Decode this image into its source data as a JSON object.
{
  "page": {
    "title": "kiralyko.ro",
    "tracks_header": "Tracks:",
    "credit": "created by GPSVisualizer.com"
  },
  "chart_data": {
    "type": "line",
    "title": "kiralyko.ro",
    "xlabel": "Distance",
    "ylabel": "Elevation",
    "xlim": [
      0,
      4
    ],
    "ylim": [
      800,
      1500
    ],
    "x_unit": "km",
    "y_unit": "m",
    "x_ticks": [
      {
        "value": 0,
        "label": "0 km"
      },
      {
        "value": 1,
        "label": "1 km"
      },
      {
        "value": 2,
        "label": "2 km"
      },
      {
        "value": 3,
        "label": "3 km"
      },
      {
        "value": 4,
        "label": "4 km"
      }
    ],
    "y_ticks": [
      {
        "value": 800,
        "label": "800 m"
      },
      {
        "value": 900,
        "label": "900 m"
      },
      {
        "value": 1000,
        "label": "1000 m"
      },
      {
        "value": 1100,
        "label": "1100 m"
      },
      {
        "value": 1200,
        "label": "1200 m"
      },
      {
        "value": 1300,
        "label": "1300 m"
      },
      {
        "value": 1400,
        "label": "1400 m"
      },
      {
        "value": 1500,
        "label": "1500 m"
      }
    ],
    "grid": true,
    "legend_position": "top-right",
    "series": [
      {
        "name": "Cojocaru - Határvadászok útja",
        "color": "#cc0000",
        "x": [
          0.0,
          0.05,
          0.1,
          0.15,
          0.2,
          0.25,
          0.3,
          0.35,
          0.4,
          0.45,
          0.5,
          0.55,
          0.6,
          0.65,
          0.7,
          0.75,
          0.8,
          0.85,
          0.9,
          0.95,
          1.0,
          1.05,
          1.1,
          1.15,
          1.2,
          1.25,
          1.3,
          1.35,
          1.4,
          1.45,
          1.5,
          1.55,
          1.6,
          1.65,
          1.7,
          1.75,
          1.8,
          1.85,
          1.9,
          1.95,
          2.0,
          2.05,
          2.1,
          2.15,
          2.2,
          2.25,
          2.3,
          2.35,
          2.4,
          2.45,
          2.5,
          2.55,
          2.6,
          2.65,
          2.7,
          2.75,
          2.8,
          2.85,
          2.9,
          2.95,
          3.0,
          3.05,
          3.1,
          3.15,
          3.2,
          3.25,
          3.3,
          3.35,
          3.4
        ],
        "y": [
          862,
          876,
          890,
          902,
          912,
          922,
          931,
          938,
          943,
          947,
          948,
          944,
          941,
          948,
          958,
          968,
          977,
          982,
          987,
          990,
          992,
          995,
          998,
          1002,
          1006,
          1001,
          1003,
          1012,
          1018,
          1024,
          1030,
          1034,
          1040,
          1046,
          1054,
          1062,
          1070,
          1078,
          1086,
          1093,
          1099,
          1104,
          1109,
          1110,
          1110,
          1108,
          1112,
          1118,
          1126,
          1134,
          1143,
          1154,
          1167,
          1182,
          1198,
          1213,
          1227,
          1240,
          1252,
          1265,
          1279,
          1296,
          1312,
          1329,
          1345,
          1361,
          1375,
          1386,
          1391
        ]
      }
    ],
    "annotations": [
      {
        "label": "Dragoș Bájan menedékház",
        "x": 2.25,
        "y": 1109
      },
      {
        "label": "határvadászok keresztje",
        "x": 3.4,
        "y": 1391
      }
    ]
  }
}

# # # # # # #

Work to be completed: Output all of the data again, exactly.

Answer to this task:
Decode this image into its source data as a JSON object.
{
  "page": {
    "title": "kiralyko.ro",
    "tracks_header": "Tracks:",
    "credit": "created by GPSVisualizer.com"
  },
  "chart_data": {
    "type": "line",
    "title": "kiralyko.ro",
    "xlabel": "Distance",
    "ylabel": "Elevation",
    "xlim": [
      0,
      4
    ],
    "ylim": [
      800,
      1500
    ],
    "x_unit": "km",
    "y_unit": "m",
    "x_ticks": [
      {
        "value": 0,
        "label": "0 km"
      },
      {
        "value": 1,
        "label": "1 km"
      },
      {
        "value": 2,
        "label": "2 km"
      },
      {
        "value": 3,
        "label": "3 km"
      },
      {
        "value": 4,
        "label": "4 km"
      }
    ],
    "y_ticks": [
      {
        "value": 800,
        "label": "800 m"
      },
      {
        "value": 900,
        "label": "900 m"
      },
      {
        "value": 1000,
        "label": "1000 m"
      },
      {
        "value": 1100,
        "label": "1100 m"
      },
      {
        "value": 1200,
        "label": "1200 m"
      },
      {
        "value": 1300,
        "label": "1300 m"
      },
      {
        "value": 1400,
        "label": "1400 m"
      },
      {
        "value": 1500,
        "label": "1500 m"
      }
    ],
    "grid": true,
    "legend_position": "top-right",
    "series": [
      {
        "name": "Cojocaru - Határvadászok útja",
        "color": "#cc0000",
        "x": [
          0.0,
          0.05,
          0.1,
          0.15,
          0.2,
          0.25,
          0.3,
          0.35,
          0.4,
          0.45,
          0.5,
          0.55,
          0.6,
          0.65,
          0.7,
          0.75,
          0.8,
          0.85,
          0.9,
          0.95,
          1.0,
          1.05,
          1.1,
          1.15,
          1.2,
          1.25,
          1.3,
          1.35,
          1.4,
          1.45,
          1.5,
          1.55,
          1.6,
          1.65,
          1.7,
          1.75,
          1.8,
          1.85,
          1.9,
          1.95,
          2.0,
          2.05,
          2.1,
          2.15,
          2.2,
          2.25,
          2.3,
          2.35,
          2.4,
          2.45,
          2.5,
          2.55,
          2.6,
          2.65,
          2.7,
          2.75,
          2.8,
          2.85,
          2.9,
          2.95,
          3.0,
          3.05,
          3.1,
          3.15,
          3.2,
          3.25,
          3.3,
          3.35,
          3.4
        ],
        "y": [
          862,
          876,
          890,
          902,
          912,
          922,
          931,
          938,
          943,
          947,
          948,
          944,
          941,
          948,
          958,
          968,
          977,
          982,
          987,
          990,
          992,
          995,
          998,
          1002,
          1006,
          1001,
          1003,
          1012,
          1018,
          1024,
          1030,
          1034,
          1040,
          1046,
          1054,
          1062,
          1070,
          1078,
          1086,
          1093,
          1099,
          1104,
          1109,
          1110,
          1110,
          1108,
          1112,
          1118,
          1126,
          1134,
          1143,
          1154,
          1167,
          1182,
          1198,
          1213,
          1227,
          1240,
          1252,
          1265,
          1279,
          1296,
          1312,
          1329,
          1345,
          1361,
          1375,
          1386,
          1391
        ]
      }
    ],
    "annotations": [
      {
        "label": "Dragoș Bájan menedékház",
        "x": 2.25,
        "y": 1109
      },
      {
        "label": "határvadászok keresztje",
        "x": 3.4,
        "y": 1391
      }
    ]
  }
}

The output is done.